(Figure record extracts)
□ □ □ □ □

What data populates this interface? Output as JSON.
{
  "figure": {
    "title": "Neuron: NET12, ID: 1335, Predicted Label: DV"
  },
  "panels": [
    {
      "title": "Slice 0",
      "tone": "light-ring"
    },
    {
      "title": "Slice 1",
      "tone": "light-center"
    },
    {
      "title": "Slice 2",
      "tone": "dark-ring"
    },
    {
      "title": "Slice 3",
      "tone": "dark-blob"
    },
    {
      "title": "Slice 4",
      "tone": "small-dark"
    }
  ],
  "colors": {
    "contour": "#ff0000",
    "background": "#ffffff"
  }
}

□ □ □ □ □

Output all preceding records character for character.

What data populates this interface? Output as JSON.
{
  "figure": {
    "title": "Neuron: NET12, ID: 1335, Predicted Label: DV"
  },
  "panels": [
    {
      "title": "Slice 0",
      "tone": "light-ring"
    },
    {
      "title": "Slice 1",
      "tone": "light-center"
    },
    {
      "title": "Slice 2",
      "tone": "dark-ring"
    },
    {
      "title": "Slice 3",
      "tone": "dark-blob"
    },
    {
      "title": "Slice 4",
      "tone": "small-dark"
    }
  ],
  "colors": {
    "contour": "#ff0000",
    "background": "#ffffff"
  }
}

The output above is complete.